(Extracts from a graphics dataset)
* START *

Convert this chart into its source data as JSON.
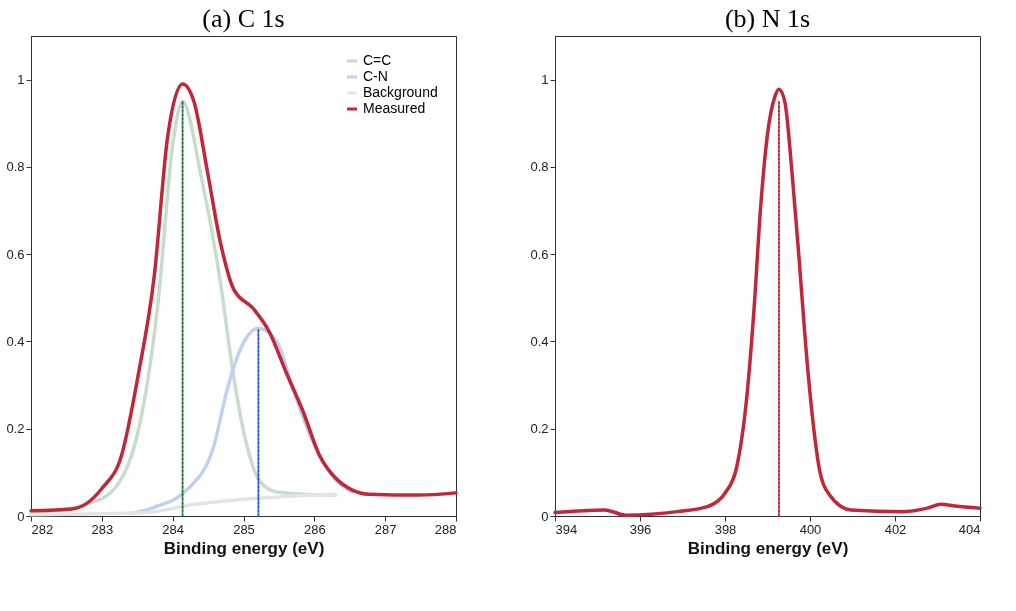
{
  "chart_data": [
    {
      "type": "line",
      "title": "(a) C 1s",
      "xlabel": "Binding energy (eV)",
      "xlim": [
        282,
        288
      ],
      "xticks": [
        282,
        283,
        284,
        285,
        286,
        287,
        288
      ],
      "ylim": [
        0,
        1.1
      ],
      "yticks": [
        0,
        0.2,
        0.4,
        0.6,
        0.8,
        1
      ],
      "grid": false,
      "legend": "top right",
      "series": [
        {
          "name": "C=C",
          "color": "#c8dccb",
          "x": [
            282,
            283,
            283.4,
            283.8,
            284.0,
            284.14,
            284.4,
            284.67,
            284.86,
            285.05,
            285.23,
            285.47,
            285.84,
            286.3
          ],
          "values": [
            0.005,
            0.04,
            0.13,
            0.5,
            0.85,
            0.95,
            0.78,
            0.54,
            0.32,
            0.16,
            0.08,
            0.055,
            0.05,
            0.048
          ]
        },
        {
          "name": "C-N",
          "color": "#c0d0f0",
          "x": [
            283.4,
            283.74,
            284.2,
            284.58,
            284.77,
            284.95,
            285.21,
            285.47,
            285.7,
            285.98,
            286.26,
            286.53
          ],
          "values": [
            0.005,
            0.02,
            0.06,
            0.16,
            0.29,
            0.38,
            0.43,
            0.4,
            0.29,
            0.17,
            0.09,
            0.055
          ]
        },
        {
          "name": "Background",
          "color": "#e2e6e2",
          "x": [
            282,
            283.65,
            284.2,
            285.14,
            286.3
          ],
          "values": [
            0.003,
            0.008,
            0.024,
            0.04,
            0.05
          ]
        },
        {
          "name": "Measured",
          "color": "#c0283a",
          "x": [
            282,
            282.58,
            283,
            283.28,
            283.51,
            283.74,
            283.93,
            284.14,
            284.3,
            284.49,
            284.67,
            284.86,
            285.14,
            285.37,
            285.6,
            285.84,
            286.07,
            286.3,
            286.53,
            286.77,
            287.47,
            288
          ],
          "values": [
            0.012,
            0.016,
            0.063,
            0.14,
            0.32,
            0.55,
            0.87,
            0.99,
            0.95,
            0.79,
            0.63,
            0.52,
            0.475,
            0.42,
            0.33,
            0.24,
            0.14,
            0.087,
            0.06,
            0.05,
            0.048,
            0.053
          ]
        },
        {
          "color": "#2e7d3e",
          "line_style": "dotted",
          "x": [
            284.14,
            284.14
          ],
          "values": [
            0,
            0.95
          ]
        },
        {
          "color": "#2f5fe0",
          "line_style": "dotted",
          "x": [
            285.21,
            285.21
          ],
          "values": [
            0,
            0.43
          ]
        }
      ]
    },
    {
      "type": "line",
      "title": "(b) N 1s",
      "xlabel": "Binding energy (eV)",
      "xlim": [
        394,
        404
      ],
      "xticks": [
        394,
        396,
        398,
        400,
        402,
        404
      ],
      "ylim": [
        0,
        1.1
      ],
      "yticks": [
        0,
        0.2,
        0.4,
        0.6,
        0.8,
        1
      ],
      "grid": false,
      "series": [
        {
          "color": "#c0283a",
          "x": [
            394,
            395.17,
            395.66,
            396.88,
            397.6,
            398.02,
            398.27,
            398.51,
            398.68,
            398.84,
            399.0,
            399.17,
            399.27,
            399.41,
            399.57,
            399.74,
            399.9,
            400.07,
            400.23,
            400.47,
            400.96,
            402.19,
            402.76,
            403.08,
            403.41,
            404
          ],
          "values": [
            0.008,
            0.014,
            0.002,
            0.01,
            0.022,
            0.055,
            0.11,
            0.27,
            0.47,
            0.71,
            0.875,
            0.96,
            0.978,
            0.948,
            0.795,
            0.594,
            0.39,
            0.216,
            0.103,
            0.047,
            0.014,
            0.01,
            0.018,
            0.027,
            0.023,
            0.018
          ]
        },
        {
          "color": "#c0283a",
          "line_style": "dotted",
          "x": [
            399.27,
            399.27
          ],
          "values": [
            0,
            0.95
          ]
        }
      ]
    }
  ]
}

* END *

REQUEST - Transcribe every record above exactly, leaving out the pictures.

TASK OUTPUT -
Convert this chart into its source data as JSON.
{
  "chart_data": [
    {
      "type": "line",
      "title": "(a) C 1s",
      "xlabel": "Binding energy (eV)",
      "xlim": [
        282,
        288
      ],
      "xticks": [
        282,
        283,
        284,
        285,
        286,
        287,
        288
      ],
      "ylim": [
        0,
        1.1
      ],
      "yticks": [
        0,
        0.2,
        0.4,
        0.6,
        0.8,
        1
      ],
      "grid": false,
      "legend": "top right",
      "series": [
        {
          "name": "C=C",
          "color": "#c8dccb",
          "x": [
            282,
            283,
            283.4,
            283.8,
            284.0,
            284.14,
            284.4,
            284.67,
            284.86,
            285.05,
            285.23,
            285.47,
            285.84,
            286.3
          ],
          "values": [
            0.005,
            0.04,
            0.13,
            0.5,
            0.85,
            0.95,
            0.78,
            0.54,
            0.32,
            0.16,
            0.08,
            0.055,
            0.05,
            0.048
          ]
        },
        {
          "name": "C-N",
          "color": "#c0d0f0",
          "x": [
            283.4,
            283.74,
            284.2,
            284.58,
            284.77,
            284.95,
            285.21,
            285.47,
            285.7,
            285.98,
            286.26,
            286.53
          ],
          "values": [
            0.005,
            0.02,
            0.06,
            0.16,
            0.29,
            0.38,
            0.43,
            0.4,
            0.29,
            0.17,
            0.09,
            0.055
          ]
        },
        {
          "name": "Background",
          "color": "#e2e6e2",
          "x": [
            282,
            283.65,
            284.2,
            285.14,
            286.3
          ],
          "values": [
            0.003,
            0.008,
            0.024,
            0.04,
            0.05
          ]
        },
        {
          "name": "Measured",
          "color": "#c0283a",
          "x": [
            282,
            282.58,
            283,
            283.28,
            283.51,
            283.74,
            283.93,
            284.14,
            284.3,
            284.49,
            284.67,
            284.86,
            285.14,
            285.37,
            285.6,
            285.84,
            286.07,
            286.3,
            286.53,
            286.77,
            287.47,
            288
          ],
          "values": [
            0.012,
            0.016,
            0.063,
            0.14,
            0.32,
            0.55,
            0.87,
            0.99,
            0.95,
            0.79,
            0.63,
            0.52,
            0.475,
            0.42,
            0.33,
            0.24,
            0.14,
            0.087,
            0.06,
            0.05,
            0.048,
            0.053
          ]
        },
        {
          "color": "#2e7d3e",
          "line_style": "dotted",
          "x": [
            284.14,
            284.14
          ],
          "values": [
            0,
            0.95
          ]
        },
        {
          "color": "#2f5fe0",
          "line_style": "dotted",
          "x": [
            285.21,
            285.21
          ],
          "values": [
            0,
            0.43
          ]
        }
      ]
    },
    {
      "type": "line",
      "title": "(b) N 1s",
      "xlabel": "Binding energy (eV)",
      "xlim": [
        394,
        404
      ],
      "xticks": [
        394,
        396,
        398,
        400,
        402,
        404
      ],
      "ylim": [
        0,
        1.1
      ],
      "yticks": [
        0,
        0.2,
        0.4,
        0.6,
        0.8,
        1
      ],
      "grid": false,
      "series": [
        {
          "color": "#c0283a",
          "x": [
            394,
            395.17,
            395.66,
            396.88,
            397.6,
            398.02,
            398.27,
            398.51,
            398.68,
            398.84,
            399.0,
            399.17,
            399.27,
            399.41,
            399.57,
            399.74,
            399.9,
            400.07,
            400.23,
            400.47,
            400.96,
            402.19,
            402.76,
            403.08,
            403.41,
            404
          ],
          "values": [
            0.008,
            0.014,
            0.002,
            0.01,
            0.022,
            0.055,
            0.11,
            0.27,
            0.47,
            0.71,
            0.875,
            0.96,
            0.978,
            0.948,
            0.795,
            0.594,
            0.39,
            0.216,
            0.103,
            0.047,
            0.014,
            0.01,
            0.018,
            0.027,
            0.023,
            0.018
          ]
        },
        {
          "color": "#c0283a",
          "line_style": "dotted",
          "x": [
            399.27,
            399.27
          ],
          "values": [
            0,
            0.95
          ]
        }
      ]
    }
  ]
}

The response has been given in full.